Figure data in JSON
++++

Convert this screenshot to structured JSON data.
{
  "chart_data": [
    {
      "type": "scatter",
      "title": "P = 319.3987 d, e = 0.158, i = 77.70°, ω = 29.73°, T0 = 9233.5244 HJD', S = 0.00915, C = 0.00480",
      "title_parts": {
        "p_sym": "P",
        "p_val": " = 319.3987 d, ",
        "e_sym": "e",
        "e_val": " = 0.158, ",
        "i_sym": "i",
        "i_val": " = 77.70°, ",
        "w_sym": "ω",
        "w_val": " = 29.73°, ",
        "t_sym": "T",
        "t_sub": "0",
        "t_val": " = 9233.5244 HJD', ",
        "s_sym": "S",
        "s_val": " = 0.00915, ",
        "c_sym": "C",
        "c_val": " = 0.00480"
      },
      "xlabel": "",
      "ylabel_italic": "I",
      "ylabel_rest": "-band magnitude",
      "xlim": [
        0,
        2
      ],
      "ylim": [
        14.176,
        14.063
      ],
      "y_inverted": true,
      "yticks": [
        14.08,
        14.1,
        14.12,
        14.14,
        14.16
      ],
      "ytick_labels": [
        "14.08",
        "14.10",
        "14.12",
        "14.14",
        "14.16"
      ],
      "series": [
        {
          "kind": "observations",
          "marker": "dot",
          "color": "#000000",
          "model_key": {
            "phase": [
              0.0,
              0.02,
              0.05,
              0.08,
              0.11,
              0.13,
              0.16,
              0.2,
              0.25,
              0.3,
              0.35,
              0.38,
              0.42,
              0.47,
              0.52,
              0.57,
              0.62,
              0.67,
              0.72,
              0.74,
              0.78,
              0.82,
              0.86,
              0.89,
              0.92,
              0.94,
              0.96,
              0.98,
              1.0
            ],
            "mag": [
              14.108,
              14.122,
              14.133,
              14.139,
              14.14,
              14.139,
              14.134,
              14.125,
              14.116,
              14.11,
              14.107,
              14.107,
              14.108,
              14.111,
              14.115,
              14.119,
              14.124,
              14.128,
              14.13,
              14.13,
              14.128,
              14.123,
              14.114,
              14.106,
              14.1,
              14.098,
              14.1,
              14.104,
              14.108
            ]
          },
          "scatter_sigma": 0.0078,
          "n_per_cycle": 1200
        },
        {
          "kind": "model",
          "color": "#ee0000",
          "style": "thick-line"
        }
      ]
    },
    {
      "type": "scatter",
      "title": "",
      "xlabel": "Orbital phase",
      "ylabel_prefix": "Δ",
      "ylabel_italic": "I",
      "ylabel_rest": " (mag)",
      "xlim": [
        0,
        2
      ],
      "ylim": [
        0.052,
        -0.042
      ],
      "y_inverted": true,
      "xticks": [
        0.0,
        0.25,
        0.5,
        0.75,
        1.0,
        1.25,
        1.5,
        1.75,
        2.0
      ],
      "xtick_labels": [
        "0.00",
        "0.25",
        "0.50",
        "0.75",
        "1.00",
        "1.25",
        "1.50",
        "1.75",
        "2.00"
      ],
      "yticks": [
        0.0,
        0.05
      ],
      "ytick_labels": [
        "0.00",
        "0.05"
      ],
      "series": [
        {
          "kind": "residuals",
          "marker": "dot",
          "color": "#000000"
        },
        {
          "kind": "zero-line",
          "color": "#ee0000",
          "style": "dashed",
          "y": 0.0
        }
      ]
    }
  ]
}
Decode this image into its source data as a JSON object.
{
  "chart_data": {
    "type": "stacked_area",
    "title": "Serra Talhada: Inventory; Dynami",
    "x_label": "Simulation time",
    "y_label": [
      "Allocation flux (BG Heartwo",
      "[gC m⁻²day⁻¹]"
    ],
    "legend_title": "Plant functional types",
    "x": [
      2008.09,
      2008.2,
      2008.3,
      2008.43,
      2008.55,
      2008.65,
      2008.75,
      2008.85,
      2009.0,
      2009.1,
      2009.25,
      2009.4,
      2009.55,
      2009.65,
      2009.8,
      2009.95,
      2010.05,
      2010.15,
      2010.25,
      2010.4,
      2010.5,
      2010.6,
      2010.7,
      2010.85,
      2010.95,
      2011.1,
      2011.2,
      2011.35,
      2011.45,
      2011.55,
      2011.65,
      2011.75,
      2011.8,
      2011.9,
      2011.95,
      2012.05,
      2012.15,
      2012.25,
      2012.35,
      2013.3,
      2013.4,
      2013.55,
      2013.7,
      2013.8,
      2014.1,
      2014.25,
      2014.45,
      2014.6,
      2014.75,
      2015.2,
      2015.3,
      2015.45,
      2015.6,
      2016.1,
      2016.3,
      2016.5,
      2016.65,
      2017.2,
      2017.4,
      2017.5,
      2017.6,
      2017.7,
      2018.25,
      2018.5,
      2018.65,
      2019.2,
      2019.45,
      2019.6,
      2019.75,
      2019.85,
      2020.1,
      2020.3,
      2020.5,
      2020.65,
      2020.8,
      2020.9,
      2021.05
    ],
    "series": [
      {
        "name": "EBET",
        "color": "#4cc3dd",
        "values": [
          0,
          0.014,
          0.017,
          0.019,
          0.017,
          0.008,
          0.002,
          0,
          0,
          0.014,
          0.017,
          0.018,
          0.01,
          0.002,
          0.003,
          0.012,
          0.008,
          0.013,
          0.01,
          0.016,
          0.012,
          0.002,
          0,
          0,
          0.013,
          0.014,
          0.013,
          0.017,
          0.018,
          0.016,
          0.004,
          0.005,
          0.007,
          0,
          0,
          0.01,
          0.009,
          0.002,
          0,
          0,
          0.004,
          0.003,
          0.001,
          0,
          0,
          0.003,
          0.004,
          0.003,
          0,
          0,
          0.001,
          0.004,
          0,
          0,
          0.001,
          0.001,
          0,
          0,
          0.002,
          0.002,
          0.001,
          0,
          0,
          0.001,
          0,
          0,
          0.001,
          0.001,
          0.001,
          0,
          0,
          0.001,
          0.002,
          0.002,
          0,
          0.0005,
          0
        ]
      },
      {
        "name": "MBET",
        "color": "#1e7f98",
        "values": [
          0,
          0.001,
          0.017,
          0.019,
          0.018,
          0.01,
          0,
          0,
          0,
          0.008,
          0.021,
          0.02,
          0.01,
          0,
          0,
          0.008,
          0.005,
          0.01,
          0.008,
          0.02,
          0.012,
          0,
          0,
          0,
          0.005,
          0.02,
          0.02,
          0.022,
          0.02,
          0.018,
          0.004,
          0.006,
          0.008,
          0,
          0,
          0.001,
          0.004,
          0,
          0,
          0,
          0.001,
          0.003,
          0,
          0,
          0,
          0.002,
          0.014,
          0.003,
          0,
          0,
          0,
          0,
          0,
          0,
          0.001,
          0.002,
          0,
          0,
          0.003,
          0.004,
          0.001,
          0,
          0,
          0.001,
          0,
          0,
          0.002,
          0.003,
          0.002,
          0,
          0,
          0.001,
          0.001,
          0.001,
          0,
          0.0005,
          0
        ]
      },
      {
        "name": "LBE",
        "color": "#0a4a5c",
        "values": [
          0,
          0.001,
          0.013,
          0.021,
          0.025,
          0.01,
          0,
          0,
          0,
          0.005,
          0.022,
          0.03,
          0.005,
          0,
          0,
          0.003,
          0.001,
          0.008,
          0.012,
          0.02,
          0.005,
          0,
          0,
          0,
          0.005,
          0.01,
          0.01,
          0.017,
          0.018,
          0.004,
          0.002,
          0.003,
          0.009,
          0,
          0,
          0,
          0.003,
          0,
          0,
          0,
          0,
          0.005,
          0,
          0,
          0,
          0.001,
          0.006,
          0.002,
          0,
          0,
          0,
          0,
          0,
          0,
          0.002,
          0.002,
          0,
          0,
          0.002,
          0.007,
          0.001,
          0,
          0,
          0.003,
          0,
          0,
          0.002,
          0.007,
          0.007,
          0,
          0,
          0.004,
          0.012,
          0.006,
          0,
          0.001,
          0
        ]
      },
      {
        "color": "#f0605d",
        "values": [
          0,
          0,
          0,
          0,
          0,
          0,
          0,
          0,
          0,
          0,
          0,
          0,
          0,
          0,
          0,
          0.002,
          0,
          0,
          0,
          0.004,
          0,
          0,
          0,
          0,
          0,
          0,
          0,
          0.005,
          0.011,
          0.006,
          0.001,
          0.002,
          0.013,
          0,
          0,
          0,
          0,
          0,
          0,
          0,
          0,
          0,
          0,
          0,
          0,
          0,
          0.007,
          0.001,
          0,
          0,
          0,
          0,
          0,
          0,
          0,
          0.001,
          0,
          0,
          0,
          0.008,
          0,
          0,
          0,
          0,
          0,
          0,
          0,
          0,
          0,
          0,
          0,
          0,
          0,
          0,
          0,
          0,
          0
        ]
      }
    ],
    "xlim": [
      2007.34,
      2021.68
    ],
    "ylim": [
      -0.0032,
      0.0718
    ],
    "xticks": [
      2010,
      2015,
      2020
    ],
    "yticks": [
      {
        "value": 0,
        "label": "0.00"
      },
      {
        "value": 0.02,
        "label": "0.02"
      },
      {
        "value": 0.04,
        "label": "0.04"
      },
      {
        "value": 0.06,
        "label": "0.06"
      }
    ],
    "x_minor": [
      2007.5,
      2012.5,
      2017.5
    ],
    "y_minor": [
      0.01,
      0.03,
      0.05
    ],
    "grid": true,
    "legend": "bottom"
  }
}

++++

Pull out each line holding the string "kind".

**Correct result:**
          "kind": "observations",
          "kind": "model",
          "kind": "residuals",
          "kind": "zero-line",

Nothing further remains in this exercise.